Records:
◆ ◆ ◆ ◆ ◆ ◆ ◆

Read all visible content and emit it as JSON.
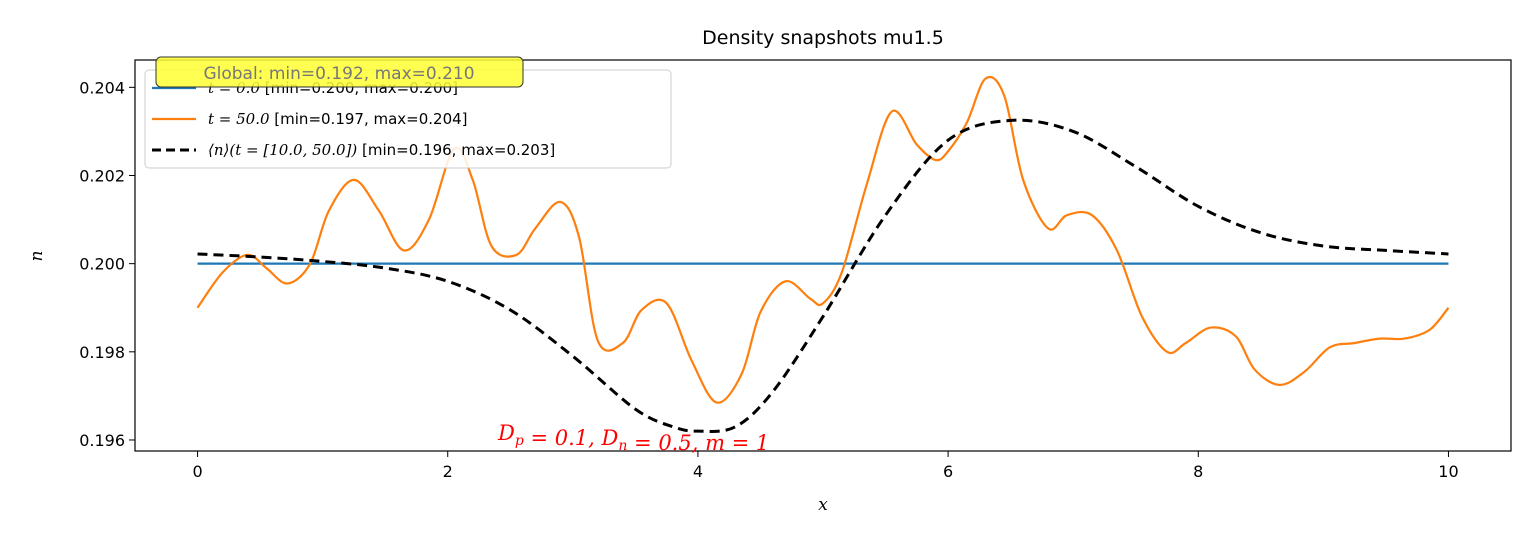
{
  "chart_data": {
    "type": "line",
    "title": "Density snapshots mu1.5",
    "xlabel": "x",
    "ylabel": "n",
    "xlim": [
      -0.5,
      10.5
    ],
    "ylim": [
      0.19575,
      0.20462
    ],
    "xticks": [
      0,
      2,
      4,
      6,
      8,
      10
    ],
    "xtick_labels": [
      "0",
      "2",
      "4",
      "6",
      "8",
      "10"
    ],
    "yticks": [
      0.196,
      0.198,
      0.2,
      0.202,
      0.204
    ],
    "ytick_labels": [
      "0.196",
      "0.198",
      "0.200",
      "0.202",
      "0.204"
    ],
    "grid": false,
    "legend_position": "upper-left",
    "series": [
      {
        "name": "t = 0.0 [min=0.200, max=0.200]",
        "color": "#1f77b4",
        "style": "solid",
        "x": [
          0,
          10
        ],
        "y": [
          0.2,
          0.2
        ]
      },
      {
        "name": "t = 50.0 [min=0.197, max=0.204]",
        "color": "#ff7f0e",
        "style": "solid",
        "x": [
          0,
          0.2,
          0.4,
          0.55,
          0.72,
          0.9,
          1.05,
          1.25,
          1.45,
          1.65,
          1.85,
          2.05,
          2.2,
          2.35,
          2.55,
          2.7,
          2.9,
          3.05,
          3.2,
          3.4,
          3.55,
          3.75,
          3.95,
          4.15,
          4.35,
          4.5,
          4.7,
          4.9,
          5.0,
          5.15,
          5.35,
          5.55,
          5.75,
          5.9,
          6.0,
          6.15,
          6.3,
          6.45,
          6.6,
          6.8,
          6.95,
          7.15,
          7.35,
          7.55,
          7.75,
          7.9,
          8.1,
          8.3,
          8.45,
          8.65,
          8.85,
          9.05,
          9.25,
          9.45,
          9.65,
          9.85,
          10.0
        ],
        "y": [
          0.199,
          0.1998,
          0.2002,
          0.1999,
          0.19955,
          0.2,
          0.2012,
          0.2019,
          0.2012,
          0.2003,
          0.201,
          0.2026,
          0.2019,
          0.2004,
          0.2002,
          0.2008,
          0.2014,
          0.2006,
          0.19825,
          0.1982,
          0.19895,
          0.1991,
          0.1978,
          0.19685,
          0.1975,
          0.1989,
          0.1996,
          0.1992,
          0.1991,
          0.1998,
          0.2018,
          0.20345,
          0.2027,
          0.20235,
          0.20255,
          0.2032,
          0.2042,
          0.2038,
          0.2019,
          0.2008,
          0.2011,
          0.2011,
          0.2003,
          0.1988,
          0.198,
          0.1982,
          0.19855,
          0.19835,
          0.1976,
          0.19725,
          0.19755,
          0.1981,
          0.1982,
          0.1983,
          0.1983,
          0.1985,
          0.199
        ]
      },
      {
        "name": "⟨n⟩(t = [10.0, 50.0]) [min=0.196, max=0.203]",
        "color": "#000000",
        "style": "dashed",
        "x": [
          0,
          0.5,
          1.0,
          1.5,
          2.0,
          2.5,
          3.0,
          3.5,
          3.8,
          4.0,
          4.3,
          4.6,
          5.0,
          5.5,
          6.0,
          6.5,
          7.0,
          7.5,
          8.0,
          8.5,
          9.0,
          9.5,
          10.0
        ],
        "y": [
          0.20022,
          0.20015,
          0.20005,
          0.1999,
          0.1996,
          0.19895,
          0.1979,
          0.1967,
          0.1963,
          0.1962,
          0.1963,
          0.1971,
          0.1988,
          0.2011,
          0.2028,
          0.20325,
          0.203,
          0.2022,
          0.2013,
          0.2007,
          0.2004,
          0.2003,
          0.20022
        ]
      }
    ],
    "legend_labels": {
      "series0_math": "t = 0.0",
      "series0_rest": " [min=0.200, max=0.200]",
      "series1_math": "t = 50.0",
      "series1_rest": " [min=0.197, max=0.204]",
      "series2_math": "⟨n⟩(t = [10.0, 50.0])",
      "series2_rest": " [min=0.196, max=0.203]"
    },
    "annotations": {
      "global_badge": "Global: min=0.192, max=0.210",
      "global_badge_color": "#ffff33",
      "params": "D_p = 0.1, D_n = 0.5, m = 1",
      "params_color": "#ff0000"
    }
  }
}
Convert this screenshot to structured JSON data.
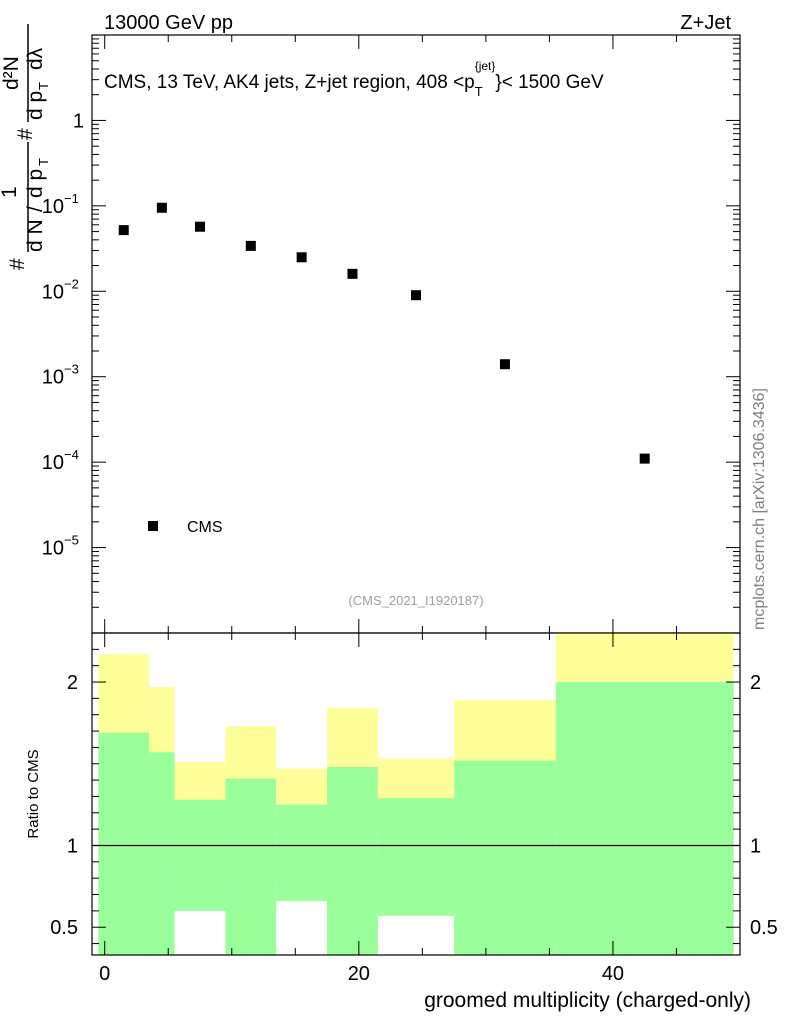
{
  "header": {
    "energy_label": "13000 GeV pp",
    "process_label": "Z+Jet"
  },
  "side_watermark": "mcplots.cern.ch [arXiv:1306.3436]",
  "analysis_id": "(CMS_2021_I1920187)",
  "colors": {
    "green_band": "#9aff9a",
    "yellow_band": "#ffff99",
    "marker": "#000000"
  },
  "chart_data": [
    {
      "type": "scatter",
      "title": "CMS, 13 TeV, AK4 jets, Z+jet region, 408 <p_T^{jet}< 1500 GeV",
      "title_parts": {
        "before": "CMS, 13 TeV, AK4 jets, Z+jet region, 408 <p",
        "sub": "T",
        "sup": "{jet}",
        "after": "}< 1500 GeV"
      },
      "ylabel": "1/dN/dp_T # d²N/dp_T dλ",
      "ylabel_parts": {
        "hash1": "#",
        "one": "1",
        "dn": "d N",
        "slash": "/",
        "dp": "d p",
        "t": "T",
        "hash2": "#",
        "numer": "d²N",
        "denom": "d p",
        "t2": "T",
        "dl": "dλ"
      },
      "yscale": "log",
      "ylim": [
        1e-06,
        10
      ],
      "y_ticks": [
        {
          "value": 1,
          "label": "1"
        },
        {
          "value": 0.1,
          "label": "10",
          "exp": "−1"
        },
        {
          "value": 0.01,
          "label": "10",
          "exp": "−2"
        },
        {
          "value": 0.001,
          "label": "10",
          "exp": "−3"
        },
        {
          "value": 0.0001,
          "label": "10",
          "exp": "−4"
        },
        {
          "value": 1e-05,
          "label": "10",
          "exp": "−5"
        }
      ],
      "xlim": [
        -1,
        50
      ],
      "series": [
        {
          "name": "CMS",
          "x": [
            1.5,
            4.5,
            7.5,
            11.5,
            15.5,
            19.5,
            24.5,
            31.5,
            42.5
          ],
          "y": [
            0.052,
            0.095,
            0.057,
            0.034,
            0.025,
            0.016,
            0.009,
            0.0014,
            0.00011
          ]
        }
      ],
      "legend": {
        "location": "lower-left",
        "entries": [
          "CMS"
        ]
      }
    },
    {
      "type": "area",
      "ylabel": "Ratio to CMS",
      "xlabel": "groomed multiplicity (charged-only)",
      "xlim": [
        -1,
        50
      ],
      "ylim": [
        0.33,
        2.3
      ],
      "reference_line": 1,
      "x_ticks": [
        {
          "value": 0,
          "label": "0"
        },
        {
          "value": 20,
          "label": "20"
        },
        {
          "value": 40,
          "label": "40"
        }
      ],
      "y_ticks": [
        {
          "value": 0.5,
          "label": "0.5"
        },
        {
          "value": 1,
          "label": "1"
        },
        {
          "value": 2,
          "label": "2"
        }
      ],
      "bins": [
        {
          "lo": -0.5,
          "hi": 3.5,
          "green": [
            0.3,
            1.69
          ],
          "yellow": [
            0.3,
            2.17
          ]
        },
        {
          "lo": 3.5,
          "hi": 5.5,
          "green": [
            0.3,
            1.57
          ],
          "yellow": [
            0.53,
            1.97
          ]
        },
        {
          "lo": 5.5,
          "hi": 9.5,
          "green": [
            0.6,
            1.28
          ],
          "yellow": [
            0.83,
            1.51
          ]
        },
        {
          "lo": 9.5,
          "hi": 13.5,
          "green": [
            0.3,
            1.41
          ],
          "yellow": [
            0.72,
            1.73
          ]
        },
        {
          "lo": 13.5,
          "hi": 17.5,
          "green": [
            0.66,
            1.25
          ],
          "yellow": [
            0.85,
            1.47
          ]
        },
        {
          "lo": 17.5,
          "hi": 21.5,
          "green": [
            0.3,
            1.48
          ],
          "yellow": [
            0.63,
            1.84
          ]
        },
        {
          "lo": 21.5,
          "hi": 27.5,
          "green": [
            0.57,
            1.29
          ],
          "yellow": [
            0.81,
            1.53
          ]
        },
        {
          "lo": 27.5,
          "hi": 35.5,
          "green": [
            0.3,
            1.52
          ],
          "yellow": [
            0.59,
            1.89
          ]
        },
        {
          "lo": 35.5,
          "hi": 49.5,
          "green": [
            0.3,
            2.0
          ],
          "yellow": [
            0.3,
            2.33
          ]
        }
      ]
    }
  ]
}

◆ ◆ ◆ ◆ ◆ ◆ ◆

Wherever a line in the data above holds "name", copy that line.

§ **Answer to this exercise**:
        "name": "t = 0.0 [min=0.200, max=0.200]",
        "name": "t = 50.0 [min=0.197, max=0.204]",
        "name": "⟨n⟩(t = [10.0, 50.0]) [min=0.196, max=0.203]",
          "name": "CMS",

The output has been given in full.